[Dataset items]
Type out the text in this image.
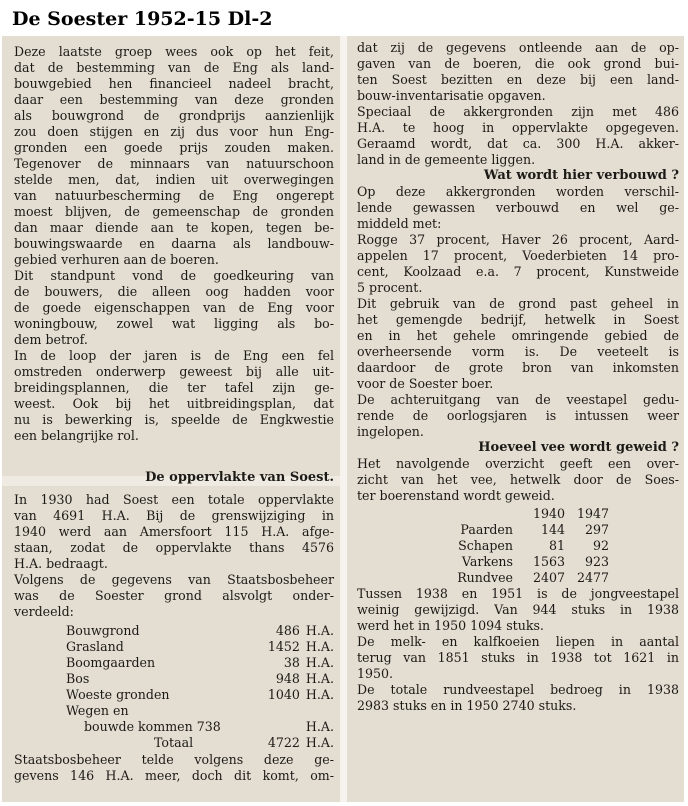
De Soester 1952-15 Dl-2

Deze laatste groep wees ook op het feit,

dat de bestemming van de Eng als land-

bouwgebied hen financieel nadeel bracht,

daar een bestemming van deze gronden

als bouwgrond de grondprijs aanzienlijk

zou doen stijgen en zij dus voor hun Eng-

gronden een goede prijs zouden maken.

Tegenover de minnaars van natuurschoon

stelde men, dat, indien uit overwegingen

van natuurbescherming de Eng ongerept

moest blijven, de gemeenschap de gronden

dan maar diende aan te kopen, tegen be-

bouwingswaarde en daarna als landbouw-

gebied verhuren aan de boeren.

Dit standpunt vond de goedkeuring van

de bouwers, die alleen oog hadden voor

de goede eigenschappen van de Eng voor

woningbouw, zowel wat ligging als bo-

dem betrof.

In de loop der jaren is de Eng een fel

omstreden onderwerp geweest bij alle uit-

breidingsplannen, die ter tafel zijn ge-

weest. Ook bij het uitbreidingsplan, dat

nu is bewerking is, speelde de Engkwestie

een belangrijke rol.

De oppervlakte van Soest.

In 1930 had Soest een totale oppervlakte

van 4691 H.A. Bij de grenswijziging in

1940 werd aan Amersfoort 115 H.A. afge-

staan, zodat de oppervlakte thans 4576

H.A. bedraagt.

Volgens de gegevens van Staatsbosbeheer

was de Soester grond alsvolgt onder-

verdeeld:

Bouwgrond	486	H.A.
Grasland	1452	H.A.
Boomgaarden	38	H.A.
Bos	948	H.A.
Woeste gronden	1040	H.A.
Wegen en		
bouwde kommen 738		H.A.
Totaal	4722	H.A.

Staatsbosbeheer telde volgens deze ge-

gevens 146 H.A. meer, doch dit komt, om-

dat zij de gegevens ontleende aan de op-

gaven van de boeren, die ook grond bui-

ten Soest bezitten en deze bij een land-

bouw-inventarisatie opgaven.

Speciaal de akkergronden zijn met 486

H.A. te hoog in oppervlakte opgegeven.

Geraamd wordt, dat ca. 300 H.A. akker-

land in de gemeente liggen.

Wat wordt hier verbouwd ?

Op deze akkergronden worden verschil-

lende gewassen verbouwd en wel ge-

middeld met:

Rogge 37 procent, Haver 26 procent, Aard-

appelen 17 procent, Voederbieten 14 pro-

cent, Koolzaad e.a. 7 procent, Kunstweide

5 procent.

Dit gebruik van de grond past geheel in

het gemengde bedrijf, hetwelk in Soest

en in het gehele omringende gebied de

overheersende vorm is. De veeteelt is

daardoor de grote bron van inkomsten

voor de Soester boer.

De achteruitgang van de veestapel gedu-

rende de oorlogsjaren is intussen weer

ingelopen.

Hoeveel vee wordt geweid ?

Het navolgende overzicht geeft een over-

zicht van het vee, hetwelk door de Soes-

ter boerenstand wordt geweid.

	1940	1947
Paarden	144	297
Schapen	81	92
Varkens	1563	923
Rundvee	2407	2477

Tussen 1938 en 1951 is de jongveestapel

weinig gewijzigd. Van 944 stuks in 1938

werd het in 1950 1094 stuks.

De melk- en kalfkoeien liepen in aantal

terug van 1851 stuks in 1938 tot 1621 in

1950.

De totale rundveestapel bedroeg in 1938

2983 stuks en in 1950 2740 stuks.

__Written request__. Take each line of the material that contains the word "gegevens" and list it.

__Worked answer__.
Volgens de gegevens van Staatsbosbeheer
dat zij de gegevens ontleende aan de op-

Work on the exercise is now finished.